STATED EXERCISE: Don't copy the pictures; return every other part of the records exactly.

--- Start EXCERPTED DATA ---

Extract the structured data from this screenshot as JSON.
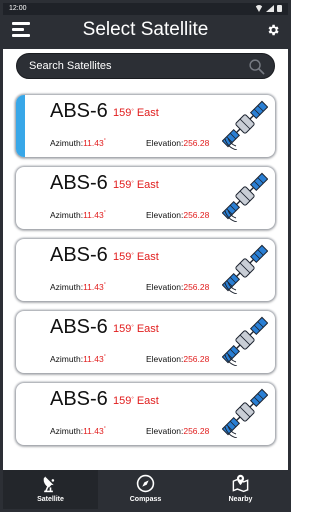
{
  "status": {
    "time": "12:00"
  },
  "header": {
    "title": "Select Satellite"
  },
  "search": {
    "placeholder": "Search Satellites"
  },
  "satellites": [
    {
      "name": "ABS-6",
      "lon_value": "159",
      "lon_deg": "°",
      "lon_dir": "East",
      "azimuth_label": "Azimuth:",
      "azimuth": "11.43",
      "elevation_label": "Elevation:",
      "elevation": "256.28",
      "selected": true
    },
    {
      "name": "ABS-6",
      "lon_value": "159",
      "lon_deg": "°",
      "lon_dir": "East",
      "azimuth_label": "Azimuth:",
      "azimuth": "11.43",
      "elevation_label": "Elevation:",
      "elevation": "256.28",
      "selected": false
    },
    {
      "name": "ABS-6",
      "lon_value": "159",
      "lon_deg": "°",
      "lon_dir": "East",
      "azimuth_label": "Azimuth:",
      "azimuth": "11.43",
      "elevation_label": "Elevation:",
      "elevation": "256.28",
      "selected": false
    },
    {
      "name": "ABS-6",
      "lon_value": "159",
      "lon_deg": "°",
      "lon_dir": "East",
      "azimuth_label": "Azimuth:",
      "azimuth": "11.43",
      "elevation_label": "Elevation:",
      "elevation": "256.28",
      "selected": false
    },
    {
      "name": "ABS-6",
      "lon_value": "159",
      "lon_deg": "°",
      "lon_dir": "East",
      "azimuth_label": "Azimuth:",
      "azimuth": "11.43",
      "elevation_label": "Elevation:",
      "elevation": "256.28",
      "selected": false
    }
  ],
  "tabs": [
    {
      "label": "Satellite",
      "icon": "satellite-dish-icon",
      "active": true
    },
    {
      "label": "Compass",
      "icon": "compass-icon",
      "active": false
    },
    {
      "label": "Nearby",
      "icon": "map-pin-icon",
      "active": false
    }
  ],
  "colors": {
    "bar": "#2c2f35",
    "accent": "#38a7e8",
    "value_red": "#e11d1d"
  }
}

--- End EXCERPTED DATA ---

OUTPUT OF THE TASK:
Extract the structured data from this screenshot as JSON.
{
  "status": {
    "time": "12:00"
  },
  "header": {
    "title": "Select Satellite"
  },
  "search": {
    "placeholder": "Search Satellites"
  },
  "satellites": [
    {
      "name": "ABS-6",
      "lon_value": "159",
      "lon_deg": "°",
      "lon_dir": "East",
      "azimuth_label": "Azimuth:",
      "azimuth": "11.43",
      "elevation_label": "Elevation:",
      "elevation": "256.28",
      "selected": true
    },
    {
      "name": "ABS-6",
      "lon_value": "159",
      "lon_deg": "°",
      "lon_dir": "East",
      "azimuth_label": "Azimuth:",
      "azimuth": "11.43",
      "elevation_label": "Elevation:",
      "elevation": "256.28",
      "selected": false
    },
    {
      "name": "ABS-6",
      "lon_value": "159",
      "lon_deg": "°",
      "lon_dir": "East",
      "azimuth_label": "Azimuth:",
      "azimuth": "11.43",
      "elevation_label": "Elevation:",
      "elevation": "256.28",
      "selected": false
    },
    {
      "name": "ABS-6",
      "lon_value": "159",
      "lon_deg": "°",
      "lon_dir": "East",
      "azimuth_label": "Azimuth:",
      "azimuth": "11.43",
      "elevation_label": "Elevation:",
      "elevation": "256.28",
      "selected": false
    },
    {
      "name": "ABS-6",
      "lon_value": "159",
      "lon_deg": "°",
      "lon_dir": "East",
      "azimuth_label": "Azimuth:",
      "azimuth": "11.43",
      "elevation_label": "Elevation:",
      "elevation": "256.28",
      "selected": false
    }
  ],
  "tabs": [
    {
      "label": "Satellite",
      "icon": "satellite-dish-icon",
      "active": true
    },
    {
      "label": "Compass",
      "icon": "compass-icon",
      "active": false
    },
    {
      "label": "Nearby",
      "icon": "map-pin-icon",
      "active": false
    }
  ],
  "colors": {
    "bar": "#2c2f35",
    "accent": "#38a7e8",
    "value_red": "#e11d1d"
  }
}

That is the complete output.